--- start of GIVEN RECORDS ---

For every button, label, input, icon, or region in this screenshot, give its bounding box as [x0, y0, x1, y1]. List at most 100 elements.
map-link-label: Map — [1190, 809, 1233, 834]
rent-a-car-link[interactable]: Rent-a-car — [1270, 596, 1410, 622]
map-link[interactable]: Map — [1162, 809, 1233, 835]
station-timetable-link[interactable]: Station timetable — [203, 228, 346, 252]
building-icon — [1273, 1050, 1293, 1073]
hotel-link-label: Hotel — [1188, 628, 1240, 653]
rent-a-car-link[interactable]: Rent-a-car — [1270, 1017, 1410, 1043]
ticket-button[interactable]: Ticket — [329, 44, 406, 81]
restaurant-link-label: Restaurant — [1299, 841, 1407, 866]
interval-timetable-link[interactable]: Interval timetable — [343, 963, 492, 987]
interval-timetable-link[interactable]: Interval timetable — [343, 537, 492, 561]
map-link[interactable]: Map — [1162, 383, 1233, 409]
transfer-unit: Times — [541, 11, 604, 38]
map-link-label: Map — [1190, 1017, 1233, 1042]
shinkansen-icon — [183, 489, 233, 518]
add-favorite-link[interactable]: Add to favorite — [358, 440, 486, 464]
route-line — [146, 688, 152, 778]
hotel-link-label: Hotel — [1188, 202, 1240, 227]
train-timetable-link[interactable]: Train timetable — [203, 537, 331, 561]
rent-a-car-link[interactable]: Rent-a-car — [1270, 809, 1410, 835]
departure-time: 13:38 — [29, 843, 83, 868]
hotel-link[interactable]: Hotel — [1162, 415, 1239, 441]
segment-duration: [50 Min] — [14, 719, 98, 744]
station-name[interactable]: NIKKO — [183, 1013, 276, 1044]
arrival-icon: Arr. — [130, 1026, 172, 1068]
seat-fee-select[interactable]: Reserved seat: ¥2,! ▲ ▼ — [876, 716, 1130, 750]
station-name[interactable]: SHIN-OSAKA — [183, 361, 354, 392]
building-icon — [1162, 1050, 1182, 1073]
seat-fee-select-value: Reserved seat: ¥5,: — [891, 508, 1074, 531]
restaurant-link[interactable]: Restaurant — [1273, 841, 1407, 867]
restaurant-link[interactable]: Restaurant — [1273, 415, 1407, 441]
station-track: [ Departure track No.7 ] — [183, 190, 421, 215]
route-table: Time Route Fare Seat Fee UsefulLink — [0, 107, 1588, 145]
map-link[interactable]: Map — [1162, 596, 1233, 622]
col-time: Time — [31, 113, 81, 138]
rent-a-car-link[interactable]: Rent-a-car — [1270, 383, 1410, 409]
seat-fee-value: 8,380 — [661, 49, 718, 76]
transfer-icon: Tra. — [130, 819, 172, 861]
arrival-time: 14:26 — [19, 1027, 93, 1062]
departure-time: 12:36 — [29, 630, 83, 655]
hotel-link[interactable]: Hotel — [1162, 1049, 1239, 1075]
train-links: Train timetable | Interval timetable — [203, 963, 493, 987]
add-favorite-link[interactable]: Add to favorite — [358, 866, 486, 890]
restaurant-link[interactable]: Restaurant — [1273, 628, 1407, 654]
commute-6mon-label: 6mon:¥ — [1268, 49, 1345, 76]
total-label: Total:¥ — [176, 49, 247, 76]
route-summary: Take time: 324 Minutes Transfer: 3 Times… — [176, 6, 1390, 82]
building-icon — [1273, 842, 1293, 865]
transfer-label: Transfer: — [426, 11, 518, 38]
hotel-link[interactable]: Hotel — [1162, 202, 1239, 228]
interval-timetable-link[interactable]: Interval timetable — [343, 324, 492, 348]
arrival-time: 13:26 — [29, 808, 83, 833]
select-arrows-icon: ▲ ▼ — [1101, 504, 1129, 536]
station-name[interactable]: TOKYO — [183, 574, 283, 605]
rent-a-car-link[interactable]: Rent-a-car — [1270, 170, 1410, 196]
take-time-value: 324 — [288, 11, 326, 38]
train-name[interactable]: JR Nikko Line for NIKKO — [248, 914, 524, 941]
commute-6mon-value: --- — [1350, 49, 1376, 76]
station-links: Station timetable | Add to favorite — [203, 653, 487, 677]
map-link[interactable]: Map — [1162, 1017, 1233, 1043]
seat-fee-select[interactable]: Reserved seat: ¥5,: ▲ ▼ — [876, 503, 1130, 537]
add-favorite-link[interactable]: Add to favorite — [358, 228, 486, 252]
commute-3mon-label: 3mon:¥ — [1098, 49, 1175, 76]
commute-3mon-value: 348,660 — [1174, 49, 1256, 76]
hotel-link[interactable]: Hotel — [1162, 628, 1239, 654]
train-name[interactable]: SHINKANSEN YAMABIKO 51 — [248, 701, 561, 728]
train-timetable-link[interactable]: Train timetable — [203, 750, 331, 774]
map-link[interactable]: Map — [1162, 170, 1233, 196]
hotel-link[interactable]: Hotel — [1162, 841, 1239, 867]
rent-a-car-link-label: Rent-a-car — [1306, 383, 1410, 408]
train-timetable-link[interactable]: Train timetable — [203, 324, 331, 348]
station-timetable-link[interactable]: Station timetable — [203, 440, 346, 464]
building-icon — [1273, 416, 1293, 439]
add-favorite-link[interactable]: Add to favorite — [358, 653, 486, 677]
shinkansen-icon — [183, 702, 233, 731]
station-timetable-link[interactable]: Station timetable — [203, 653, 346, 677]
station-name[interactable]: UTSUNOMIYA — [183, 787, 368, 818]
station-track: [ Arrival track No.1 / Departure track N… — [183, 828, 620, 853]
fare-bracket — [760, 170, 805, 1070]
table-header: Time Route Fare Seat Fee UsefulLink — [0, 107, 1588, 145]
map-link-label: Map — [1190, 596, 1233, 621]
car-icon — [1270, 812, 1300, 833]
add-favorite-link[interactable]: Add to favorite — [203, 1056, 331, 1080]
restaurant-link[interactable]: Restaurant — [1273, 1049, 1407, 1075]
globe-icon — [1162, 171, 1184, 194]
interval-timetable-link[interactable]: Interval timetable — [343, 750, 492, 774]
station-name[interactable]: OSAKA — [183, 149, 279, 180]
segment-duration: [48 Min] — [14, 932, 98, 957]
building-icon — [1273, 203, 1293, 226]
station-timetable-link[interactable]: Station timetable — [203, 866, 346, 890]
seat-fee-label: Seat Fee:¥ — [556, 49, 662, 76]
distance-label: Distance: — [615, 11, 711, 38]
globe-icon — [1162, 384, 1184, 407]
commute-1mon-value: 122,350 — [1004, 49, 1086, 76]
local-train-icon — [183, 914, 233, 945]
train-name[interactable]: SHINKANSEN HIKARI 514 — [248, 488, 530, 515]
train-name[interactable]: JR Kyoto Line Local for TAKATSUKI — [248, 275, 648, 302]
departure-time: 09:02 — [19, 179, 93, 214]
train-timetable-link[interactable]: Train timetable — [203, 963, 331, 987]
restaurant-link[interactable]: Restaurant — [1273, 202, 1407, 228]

--- end of GIVEN RECORDS ---
--- start of GIVEN RECORDS ---

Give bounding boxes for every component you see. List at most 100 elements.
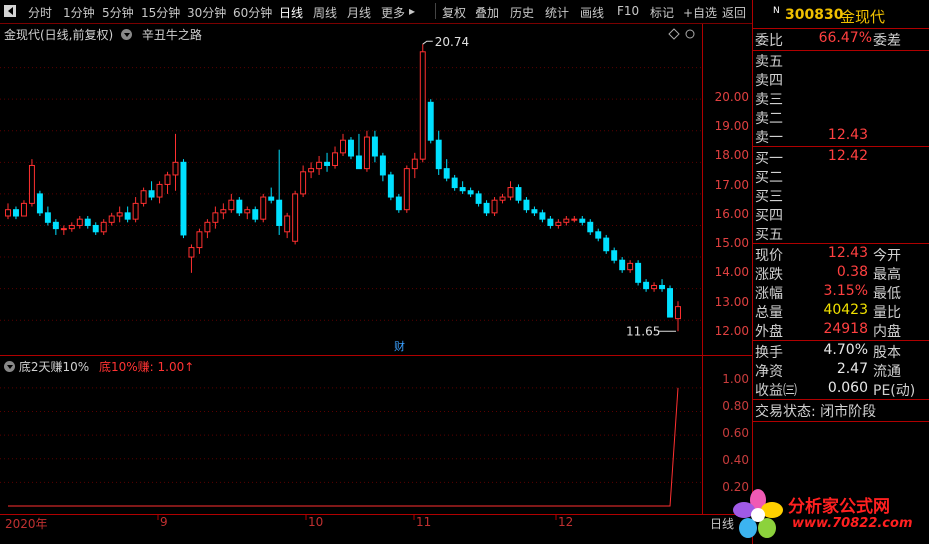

--- end of GIVEN RECORDS ---
--- start of GIVEN RECORDS ---

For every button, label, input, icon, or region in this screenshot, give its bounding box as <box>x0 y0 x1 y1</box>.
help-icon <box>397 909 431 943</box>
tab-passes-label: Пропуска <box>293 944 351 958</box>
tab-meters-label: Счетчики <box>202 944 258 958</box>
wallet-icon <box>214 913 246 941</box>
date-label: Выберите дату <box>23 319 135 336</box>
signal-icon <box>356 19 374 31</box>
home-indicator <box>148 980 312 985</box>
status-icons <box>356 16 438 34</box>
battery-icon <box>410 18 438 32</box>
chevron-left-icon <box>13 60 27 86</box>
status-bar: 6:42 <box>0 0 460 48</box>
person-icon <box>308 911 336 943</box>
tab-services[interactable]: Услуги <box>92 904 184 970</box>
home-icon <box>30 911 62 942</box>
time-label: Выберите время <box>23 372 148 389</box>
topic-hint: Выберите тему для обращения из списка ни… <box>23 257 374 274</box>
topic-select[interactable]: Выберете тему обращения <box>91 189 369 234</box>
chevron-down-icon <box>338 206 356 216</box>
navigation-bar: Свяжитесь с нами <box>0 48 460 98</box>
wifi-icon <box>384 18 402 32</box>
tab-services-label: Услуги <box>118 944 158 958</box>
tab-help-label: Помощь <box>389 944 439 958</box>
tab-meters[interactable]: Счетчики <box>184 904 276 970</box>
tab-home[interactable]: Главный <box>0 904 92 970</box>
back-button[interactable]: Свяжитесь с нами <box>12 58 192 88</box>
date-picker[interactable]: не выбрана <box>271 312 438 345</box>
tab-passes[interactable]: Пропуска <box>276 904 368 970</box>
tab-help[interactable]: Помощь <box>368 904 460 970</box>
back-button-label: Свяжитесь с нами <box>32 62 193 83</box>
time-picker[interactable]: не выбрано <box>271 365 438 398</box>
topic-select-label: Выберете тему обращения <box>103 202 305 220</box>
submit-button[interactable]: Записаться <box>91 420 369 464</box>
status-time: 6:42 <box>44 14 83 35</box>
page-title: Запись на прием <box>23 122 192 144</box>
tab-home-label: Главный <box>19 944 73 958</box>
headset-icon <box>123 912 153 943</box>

--- end of GIVEN RECORDS ---

**OBJECTIVE:** Please repeat the lines above unchanged, from the line with "y1]. List at most 100 elements." to the line with "station-name[interactable]: SHIN-OSAKA —", including both.

**TASK OUTPUT:**
For every button, label, input, icon, or region in this screenshot, give its bounding box as [x0, y0, x1, y1]. List at most 100 elements.
map-link-label: Map — [1190, 809, 1233, 834]
rent-a-car-link[interactable]: Rent-a-car — [1270, 596, 1410, 622]
map-link[interactable]: Map — [1162, 809, 1233, 835]
station-timetable-link[interactable]: Station timetable — [203, 228, 346, 252]
building-icon — [1273, 1050, 1293, 1073]
hotel-link-label: Hotel — [1188, 628, 1240, 653]
rent-a-car-link[interactable]: Rent-a-car — [1270, 1017, 1410, 1043]
ticket-button[interactable]: Ticket — [329, 44, 406, 81]
restaurant-link-label: Restaurant — [1299, 841, 1407, 866]
interval-timetable-link[interactable]: Interval timetable — [343, 963, 492, 987]
interval-timetable-link[interactable]: Interval timetable — [343, 537, 492, 561]
map-link[interactable]: Map — [1162, 383, 1233, 409]
transfer-unit: Times — [541, 11, 604, 38]
map-link-label: Map — [1190, 1017, 1233, 1042]
shinkansen-icon — [183, 489, 233, 518]
add-favorite-link[interactable]: Add to favorite — [358, 440, 486, 464]
route-line — [146, 688, 152, 778]
hotel-link-label: Hotel — [1188, 202, 1240, 227]
train-timetable-link[interactable]: Train timetable — [203, 537, 331, 561]
rent-a-car-link[interactable]: Rent-a-car — [1270, 809, 1410, 835]
departure-time: 13:38 — [29, 843, 83, 868]
hotel-link[interactable]: Hotel — [1162, 415, 1239, 441]
segment-duration: [50 Min] — [14, 719, 98, 744]
station-name[interactable]: NIKKO — [183, 1013, 276, 1044]
arrival-icon: Arr. — [130, 1026, 172, 1068]
seat-fee-select[interactable]: Reserved seat: ¥2,! ▲ ▼ — [876, 716, 1130, 750]
station-name[interactable]: SHIN-OSAKA — [183, 361, 354, 392]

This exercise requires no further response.